Objective: Count how many lines below contain the word "because", then give that number alone.

(Data excerpts)
--- BEGIN ---

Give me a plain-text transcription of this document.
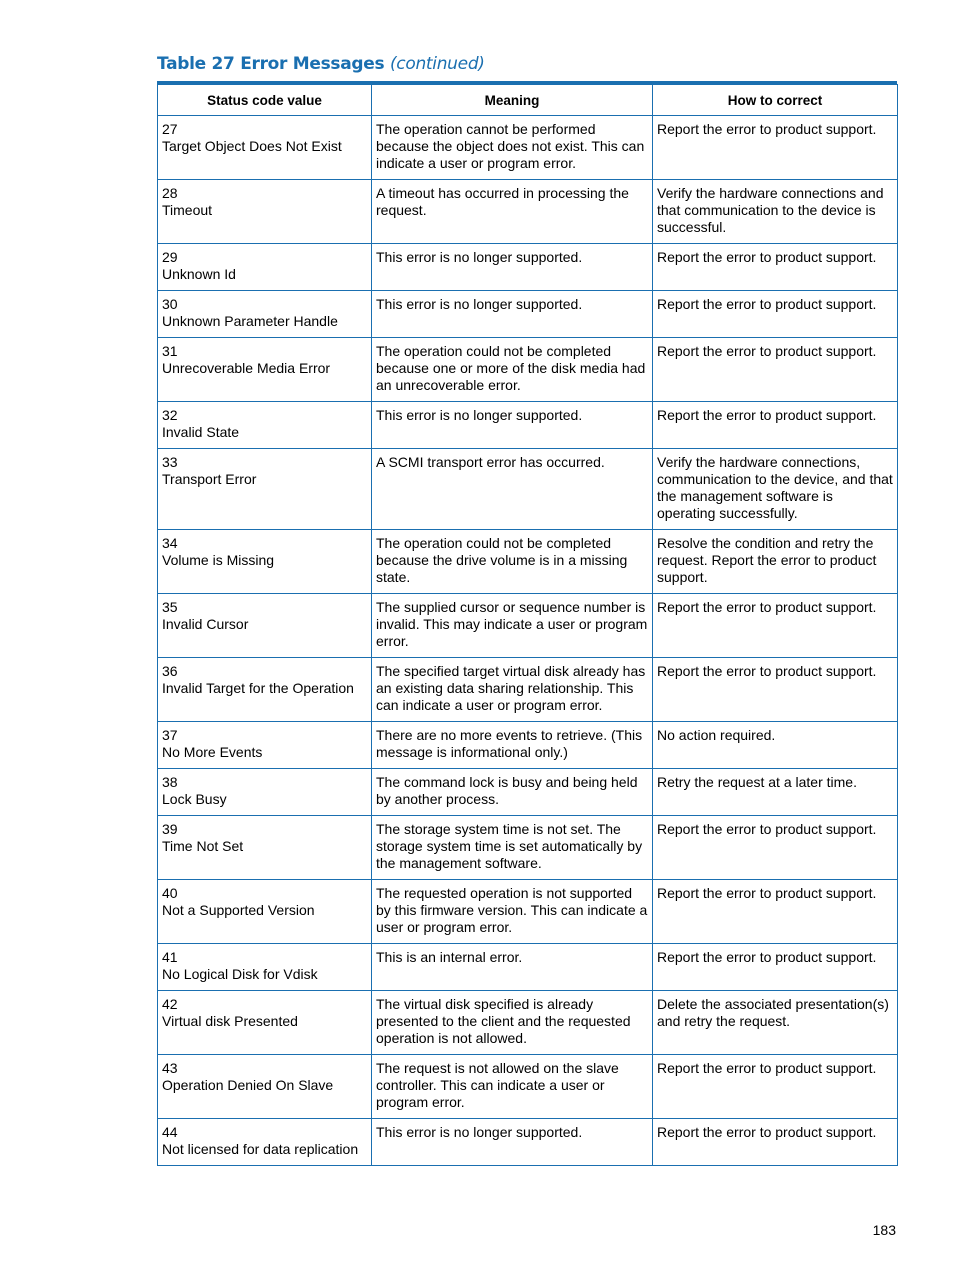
Table 27 Error Messages (continued)
Status code value	Meaning	How to correct

27
Target Object Does Not Exist	The operation cannot be performed because the object does not exist. This can indicate a user or program error.	Report the error to product support.

28
Timeout	A timeout has occurred in processing the request.	Verify the hardware connections and that communication to the device is successful.

29
Unknown Id	This error is no longer supported.	Report the error to product support.

30
Unknown Parameter Handle	This error is no longer supported.	Report the error to product support.

31
Unrecoverable Media Error	The operation could not be completed because one or more of the disk media had an unrecoverable error.	Report the error to product support.

32
Invalid State	This error is no longer supported.	Report the error to product support.

33
Transport Error	A SCMI transport error has occurred.	Verify the hardware connections, communication to the device, and that the management software is operating successfully.

34
Volume is Missing	The operation could not be completed because the drive volume is in a missing state.	Resolve the condition and retry the request. Report the error to product support.

35
Invalid Cursor	The supplied cursor or sequence number is invalid. This may indicate a user or program error.	Report the error to product support.

36
Invalid Target for the Operation	The specified target virtual disk already has an existing data sharing relationship. This can indicate a user or program error.	Report the error to product support.

37
No More Events	There are no more events to retrieve. (This message is informational only.)	No action required.

38
Lock Busy	The command lock is busy and being held by another process.	Retry the request at a later time.

39
Time Not Set	The storage system time is not set. The storage system time is set automatically by the management software.	Report the error to product support.

40
Not a Supported Version	The requested operation is not supported by this firmware version. This can indicate a user or program error.	Report the error to product support.

41
No Logical Disk for Vdisk	This is an internal error.	Report the error to product support.

42
Virtual disk Presented	The virtual disk specified is already presented to the client and the requested operation is not allowed.	Delete the associated presentation(s) and retry the request.

43
Operation Denied On Slave	The request is not allowed on the slave controller. This can indicate a user or program error.	Report the error to product support.

44
Not licensed for data replication	This error is no longer supported.	Report the error to product support.
183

--- END ---

Finished task: 3